REQUIRED WORK: Pick out each line in these entries that contains the string "this".

(Excerpt from a dataset)
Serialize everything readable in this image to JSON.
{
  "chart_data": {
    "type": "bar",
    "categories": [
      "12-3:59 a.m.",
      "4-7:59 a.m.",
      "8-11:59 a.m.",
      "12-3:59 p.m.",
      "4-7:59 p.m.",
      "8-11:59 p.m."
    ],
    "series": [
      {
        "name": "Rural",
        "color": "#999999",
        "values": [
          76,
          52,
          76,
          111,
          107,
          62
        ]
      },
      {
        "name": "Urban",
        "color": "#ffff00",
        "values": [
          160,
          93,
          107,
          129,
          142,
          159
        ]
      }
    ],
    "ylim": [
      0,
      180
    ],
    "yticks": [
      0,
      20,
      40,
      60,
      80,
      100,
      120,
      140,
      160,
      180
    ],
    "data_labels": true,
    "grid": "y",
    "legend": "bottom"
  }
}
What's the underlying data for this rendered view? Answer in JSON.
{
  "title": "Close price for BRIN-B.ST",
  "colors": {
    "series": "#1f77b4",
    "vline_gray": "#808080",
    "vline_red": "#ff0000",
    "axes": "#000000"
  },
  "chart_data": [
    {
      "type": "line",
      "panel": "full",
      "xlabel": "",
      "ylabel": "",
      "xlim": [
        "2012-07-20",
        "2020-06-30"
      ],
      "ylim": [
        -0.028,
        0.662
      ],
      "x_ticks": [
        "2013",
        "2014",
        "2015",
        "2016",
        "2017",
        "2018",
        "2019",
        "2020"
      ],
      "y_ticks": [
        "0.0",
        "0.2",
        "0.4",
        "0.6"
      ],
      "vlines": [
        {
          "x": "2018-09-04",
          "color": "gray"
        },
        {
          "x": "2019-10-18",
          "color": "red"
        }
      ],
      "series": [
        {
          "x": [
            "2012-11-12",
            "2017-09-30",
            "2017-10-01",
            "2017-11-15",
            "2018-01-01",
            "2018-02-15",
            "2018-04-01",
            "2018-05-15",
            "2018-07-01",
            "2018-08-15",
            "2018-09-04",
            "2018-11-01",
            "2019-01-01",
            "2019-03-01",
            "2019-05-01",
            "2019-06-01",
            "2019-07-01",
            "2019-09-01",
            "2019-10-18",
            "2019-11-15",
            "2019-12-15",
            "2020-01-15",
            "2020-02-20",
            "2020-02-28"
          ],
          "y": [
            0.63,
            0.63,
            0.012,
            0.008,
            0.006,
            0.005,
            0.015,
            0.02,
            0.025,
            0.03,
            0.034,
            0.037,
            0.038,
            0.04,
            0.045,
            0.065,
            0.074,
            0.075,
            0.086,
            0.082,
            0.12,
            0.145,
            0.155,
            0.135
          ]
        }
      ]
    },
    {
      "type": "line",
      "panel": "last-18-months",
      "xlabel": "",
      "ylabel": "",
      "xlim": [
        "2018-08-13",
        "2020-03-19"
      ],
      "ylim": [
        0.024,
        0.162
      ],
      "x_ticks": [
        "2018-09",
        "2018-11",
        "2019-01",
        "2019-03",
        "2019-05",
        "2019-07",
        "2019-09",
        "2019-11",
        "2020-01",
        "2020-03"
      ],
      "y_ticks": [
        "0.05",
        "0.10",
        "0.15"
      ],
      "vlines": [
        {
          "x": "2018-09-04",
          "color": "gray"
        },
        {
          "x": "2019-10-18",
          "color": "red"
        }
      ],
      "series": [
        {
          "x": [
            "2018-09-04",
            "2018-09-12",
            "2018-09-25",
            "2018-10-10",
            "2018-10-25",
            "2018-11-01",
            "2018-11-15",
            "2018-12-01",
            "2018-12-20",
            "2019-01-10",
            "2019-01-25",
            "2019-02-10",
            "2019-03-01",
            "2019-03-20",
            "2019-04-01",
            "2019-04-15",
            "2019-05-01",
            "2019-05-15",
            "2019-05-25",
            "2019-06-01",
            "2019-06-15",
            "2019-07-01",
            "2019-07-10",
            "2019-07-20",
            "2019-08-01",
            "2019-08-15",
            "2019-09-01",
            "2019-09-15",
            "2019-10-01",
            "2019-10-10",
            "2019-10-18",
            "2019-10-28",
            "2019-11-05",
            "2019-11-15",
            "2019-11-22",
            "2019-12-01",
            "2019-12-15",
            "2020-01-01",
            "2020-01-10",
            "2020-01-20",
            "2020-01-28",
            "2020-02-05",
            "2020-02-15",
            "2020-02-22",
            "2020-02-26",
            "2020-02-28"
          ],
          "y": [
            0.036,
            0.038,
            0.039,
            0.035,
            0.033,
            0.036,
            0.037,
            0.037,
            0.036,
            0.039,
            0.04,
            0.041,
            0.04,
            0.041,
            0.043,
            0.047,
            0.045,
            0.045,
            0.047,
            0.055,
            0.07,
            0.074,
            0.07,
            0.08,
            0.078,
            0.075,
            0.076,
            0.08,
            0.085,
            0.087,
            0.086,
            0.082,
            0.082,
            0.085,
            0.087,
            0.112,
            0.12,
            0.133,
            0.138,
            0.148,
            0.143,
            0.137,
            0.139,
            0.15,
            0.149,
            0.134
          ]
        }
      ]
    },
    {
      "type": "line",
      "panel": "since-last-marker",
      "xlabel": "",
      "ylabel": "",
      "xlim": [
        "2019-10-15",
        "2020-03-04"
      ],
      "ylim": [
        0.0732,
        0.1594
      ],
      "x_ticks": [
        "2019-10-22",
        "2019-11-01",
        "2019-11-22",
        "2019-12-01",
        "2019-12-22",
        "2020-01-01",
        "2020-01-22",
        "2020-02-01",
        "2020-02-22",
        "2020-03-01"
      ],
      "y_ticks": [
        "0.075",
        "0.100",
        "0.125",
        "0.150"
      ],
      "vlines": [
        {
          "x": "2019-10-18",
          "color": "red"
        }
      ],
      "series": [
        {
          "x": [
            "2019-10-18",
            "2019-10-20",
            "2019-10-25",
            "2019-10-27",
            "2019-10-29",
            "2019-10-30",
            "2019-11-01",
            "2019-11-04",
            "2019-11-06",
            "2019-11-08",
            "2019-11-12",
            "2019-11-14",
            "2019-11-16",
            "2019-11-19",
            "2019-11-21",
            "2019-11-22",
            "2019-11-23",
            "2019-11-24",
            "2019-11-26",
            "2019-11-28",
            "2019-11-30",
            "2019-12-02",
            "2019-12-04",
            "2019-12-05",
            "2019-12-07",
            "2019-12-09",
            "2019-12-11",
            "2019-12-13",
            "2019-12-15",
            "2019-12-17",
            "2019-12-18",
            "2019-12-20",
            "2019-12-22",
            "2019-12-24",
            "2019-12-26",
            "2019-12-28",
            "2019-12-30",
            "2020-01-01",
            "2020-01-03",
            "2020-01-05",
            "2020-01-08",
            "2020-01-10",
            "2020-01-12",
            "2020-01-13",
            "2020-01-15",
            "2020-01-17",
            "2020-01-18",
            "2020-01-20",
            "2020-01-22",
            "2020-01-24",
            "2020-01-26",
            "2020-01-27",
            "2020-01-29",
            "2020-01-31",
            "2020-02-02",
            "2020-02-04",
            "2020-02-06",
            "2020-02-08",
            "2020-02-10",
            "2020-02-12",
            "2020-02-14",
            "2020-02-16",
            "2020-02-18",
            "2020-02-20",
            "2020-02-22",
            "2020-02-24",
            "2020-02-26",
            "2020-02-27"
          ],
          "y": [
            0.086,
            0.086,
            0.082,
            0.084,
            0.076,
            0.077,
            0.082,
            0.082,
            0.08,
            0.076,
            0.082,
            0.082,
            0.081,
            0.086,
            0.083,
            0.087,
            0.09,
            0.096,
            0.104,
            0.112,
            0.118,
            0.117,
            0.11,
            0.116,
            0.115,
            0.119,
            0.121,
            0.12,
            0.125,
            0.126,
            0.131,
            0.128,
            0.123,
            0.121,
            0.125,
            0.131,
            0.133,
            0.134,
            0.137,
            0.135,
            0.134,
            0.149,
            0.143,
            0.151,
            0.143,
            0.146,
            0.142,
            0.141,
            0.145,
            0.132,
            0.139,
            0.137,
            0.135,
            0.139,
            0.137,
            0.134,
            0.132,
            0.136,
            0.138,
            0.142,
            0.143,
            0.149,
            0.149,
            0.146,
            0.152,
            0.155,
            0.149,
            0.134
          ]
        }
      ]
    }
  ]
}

REPLY:
Serialize everything readable in this image to JSON.
What's the underlying data for this rendered view? Answer in JSON.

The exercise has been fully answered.